(Records from a collection)

»»

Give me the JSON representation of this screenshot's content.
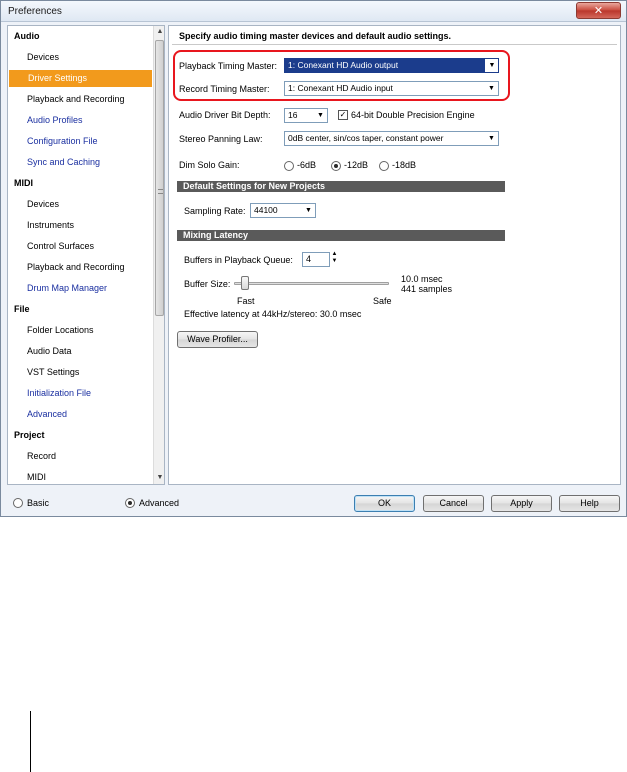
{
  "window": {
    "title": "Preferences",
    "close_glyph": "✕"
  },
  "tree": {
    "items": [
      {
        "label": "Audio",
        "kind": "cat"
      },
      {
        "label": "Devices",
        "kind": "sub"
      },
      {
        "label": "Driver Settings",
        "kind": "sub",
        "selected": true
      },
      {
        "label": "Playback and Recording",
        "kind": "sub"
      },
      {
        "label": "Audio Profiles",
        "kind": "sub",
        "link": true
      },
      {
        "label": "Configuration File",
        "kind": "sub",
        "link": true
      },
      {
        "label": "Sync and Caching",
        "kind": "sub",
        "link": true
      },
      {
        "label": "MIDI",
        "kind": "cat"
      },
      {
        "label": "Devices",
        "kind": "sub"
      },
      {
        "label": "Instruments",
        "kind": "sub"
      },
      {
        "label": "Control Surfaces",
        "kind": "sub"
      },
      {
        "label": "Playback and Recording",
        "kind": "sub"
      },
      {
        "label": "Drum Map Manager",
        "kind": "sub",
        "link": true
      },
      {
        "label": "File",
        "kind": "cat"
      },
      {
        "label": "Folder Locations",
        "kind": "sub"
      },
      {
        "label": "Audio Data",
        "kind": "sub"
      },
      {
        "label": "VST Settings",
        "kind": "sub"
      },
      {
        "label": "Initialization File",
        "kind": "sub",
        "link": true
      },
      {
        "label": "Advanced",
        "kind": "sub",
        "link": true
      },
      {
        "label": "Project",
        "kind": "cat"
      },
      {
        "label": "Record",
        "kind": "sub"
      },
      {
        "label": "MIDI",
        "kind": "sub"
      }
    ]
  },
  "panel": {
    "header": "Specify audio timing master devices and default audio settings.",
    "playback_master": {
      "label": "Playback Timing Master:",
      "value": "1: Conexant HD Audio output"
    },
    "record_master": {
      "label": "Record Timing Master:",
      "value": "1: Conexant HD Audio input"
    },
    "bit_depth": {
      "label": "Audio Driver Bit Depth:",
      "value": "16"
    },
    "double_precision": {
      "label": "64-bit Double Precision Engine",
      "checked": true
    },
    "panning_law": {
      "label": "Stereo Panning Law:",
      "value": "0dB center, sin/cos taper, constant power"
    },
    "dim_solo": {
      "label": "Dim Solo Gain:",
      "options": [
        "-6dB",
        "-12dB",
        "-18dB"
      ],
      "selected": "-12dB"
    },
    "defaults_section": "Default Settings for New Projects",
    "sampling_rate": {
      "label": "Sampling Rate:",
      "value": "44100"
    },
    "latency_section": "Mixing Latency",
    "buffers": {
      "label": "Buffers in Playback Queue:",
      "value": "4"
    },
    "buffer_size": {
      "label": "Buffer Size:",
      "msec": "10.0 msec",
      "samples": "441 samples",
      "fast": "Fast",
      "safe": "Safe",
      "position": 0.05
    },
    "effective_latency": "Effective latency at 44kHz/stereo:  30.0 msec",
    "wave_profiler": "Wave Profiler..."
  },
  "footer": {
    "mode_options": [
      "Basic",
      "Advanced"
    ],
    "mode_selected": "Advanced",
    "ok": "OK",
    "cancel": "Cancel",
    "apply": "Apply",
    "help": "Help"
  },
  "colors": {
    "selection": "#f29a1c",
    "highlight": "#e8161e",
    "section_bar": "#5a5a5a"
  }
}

««
»»

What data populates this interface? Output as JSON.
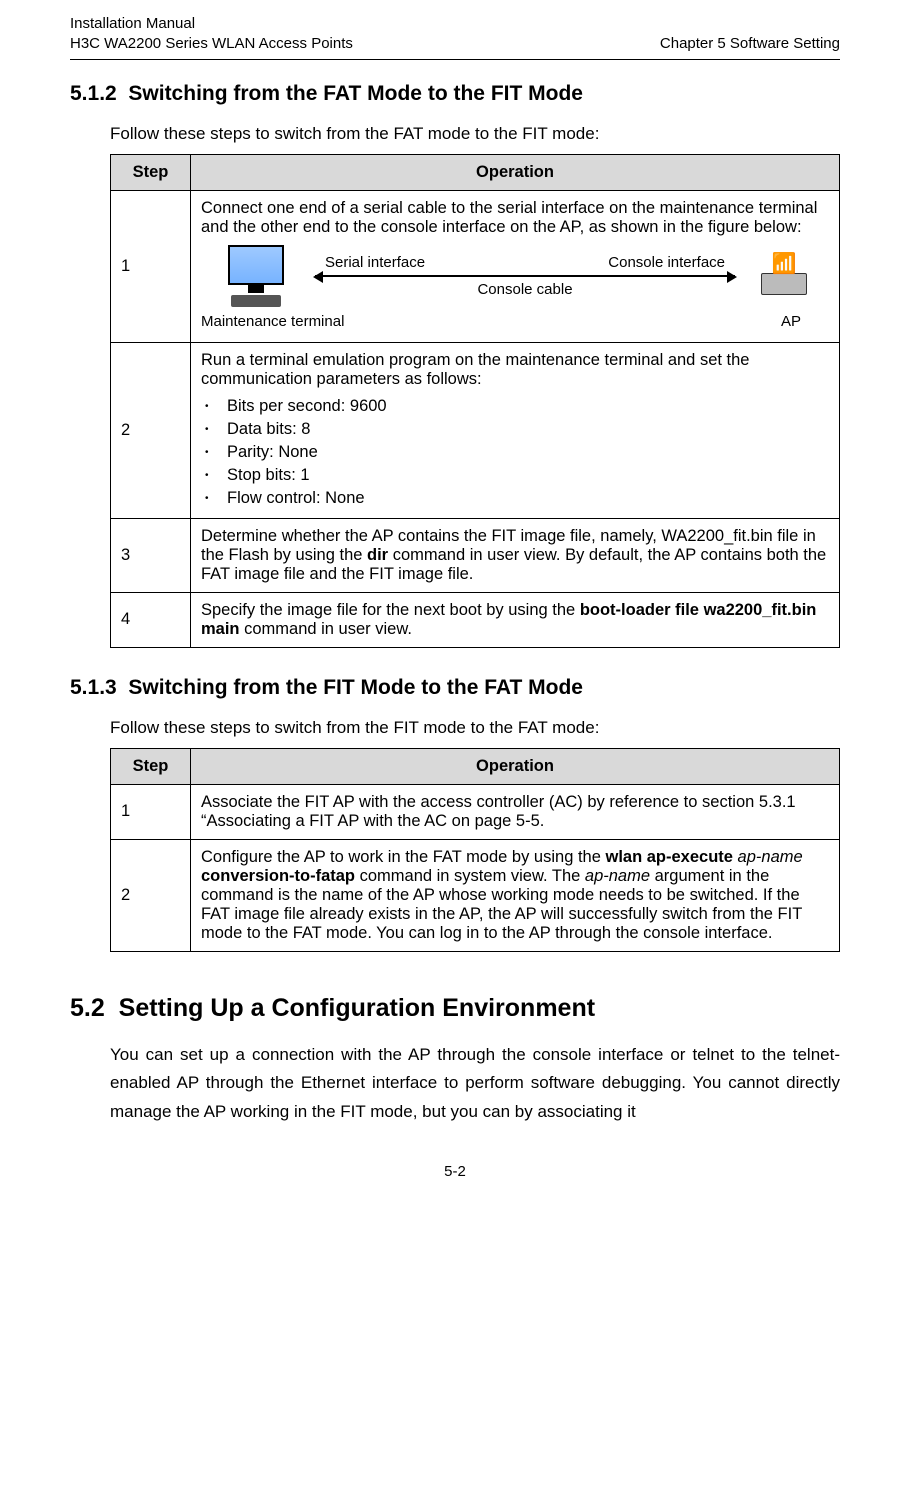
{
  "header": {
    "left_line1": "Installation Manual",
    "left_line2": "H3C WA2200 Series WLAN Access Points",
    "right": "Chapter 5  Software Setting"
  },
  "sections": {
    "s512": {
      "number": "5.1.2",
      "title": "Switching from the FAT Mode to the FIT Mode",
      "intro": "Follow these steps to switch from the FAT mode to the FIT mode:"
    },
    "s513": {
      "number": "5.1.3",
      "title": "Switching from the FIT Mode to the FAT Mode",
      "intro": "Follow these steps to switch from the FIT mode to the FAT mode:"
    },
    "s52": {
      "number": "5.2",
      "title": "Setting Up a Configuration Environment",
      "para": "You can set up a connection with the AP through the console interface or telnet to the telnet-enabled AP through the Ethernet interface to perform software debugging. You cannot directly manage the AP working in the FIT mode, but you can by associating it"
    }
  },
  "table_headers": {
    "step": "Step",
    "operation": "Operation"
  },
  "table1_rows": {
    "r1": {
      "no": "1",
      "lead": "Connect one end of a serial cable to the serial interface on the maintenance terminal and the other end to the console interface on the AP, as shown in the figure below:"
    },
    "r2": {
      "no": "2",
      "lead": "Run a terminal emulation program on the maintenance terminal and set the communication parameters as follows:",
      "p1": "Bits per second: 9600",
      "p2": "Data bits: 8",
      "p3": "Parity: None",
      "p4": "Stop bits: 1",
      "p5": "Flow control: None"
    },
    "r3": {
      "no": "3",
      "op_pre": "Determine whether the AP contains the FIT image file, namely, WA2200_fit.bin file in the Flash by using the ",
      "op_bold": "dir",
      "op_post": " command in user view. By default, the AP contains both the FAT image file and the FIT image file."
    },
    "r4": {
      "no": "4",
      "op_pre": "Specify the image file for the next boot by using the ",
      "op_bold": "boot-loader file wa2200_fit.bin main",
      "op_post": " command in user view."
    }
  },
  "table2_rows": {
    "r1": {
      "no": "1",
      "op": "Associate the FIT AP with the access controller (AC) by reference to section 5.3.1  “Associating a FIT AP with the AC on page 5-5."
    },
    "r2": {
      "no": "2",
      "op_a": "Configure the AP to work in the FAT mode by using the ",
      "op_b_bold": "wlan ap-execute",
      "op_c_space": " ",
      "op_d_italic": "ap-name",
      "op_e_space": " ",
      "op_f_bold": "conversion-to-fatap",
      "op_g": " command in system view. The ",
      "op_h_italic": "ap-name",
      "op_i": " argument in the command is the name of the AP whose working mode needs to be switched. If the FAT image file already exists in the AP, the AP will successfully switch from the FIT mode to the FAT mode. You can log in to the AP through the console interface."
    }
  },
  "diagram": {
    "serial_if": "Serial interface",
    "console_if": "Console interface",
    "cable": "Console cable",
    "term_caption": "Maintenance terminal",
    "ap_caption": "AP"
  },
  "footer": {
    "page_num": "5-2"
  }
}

««

### [Given problem]
Take every line from the data above that holds "command" and copy it out.

### [Written answer]
      "op_post": " command in user view. By default, the AP contains both the FAT image file and the FIT image file."
      "op_post": " command in user view."
      "op_g": " command in system view. The ",
      "op_i": " argument in the command is the name of the AP whose working mode needs to be switched. If the FAT image file already exists in the AP, the AP will successfully switch from the FIT mode to the FAT mode. You can log in to the AP through the console interface."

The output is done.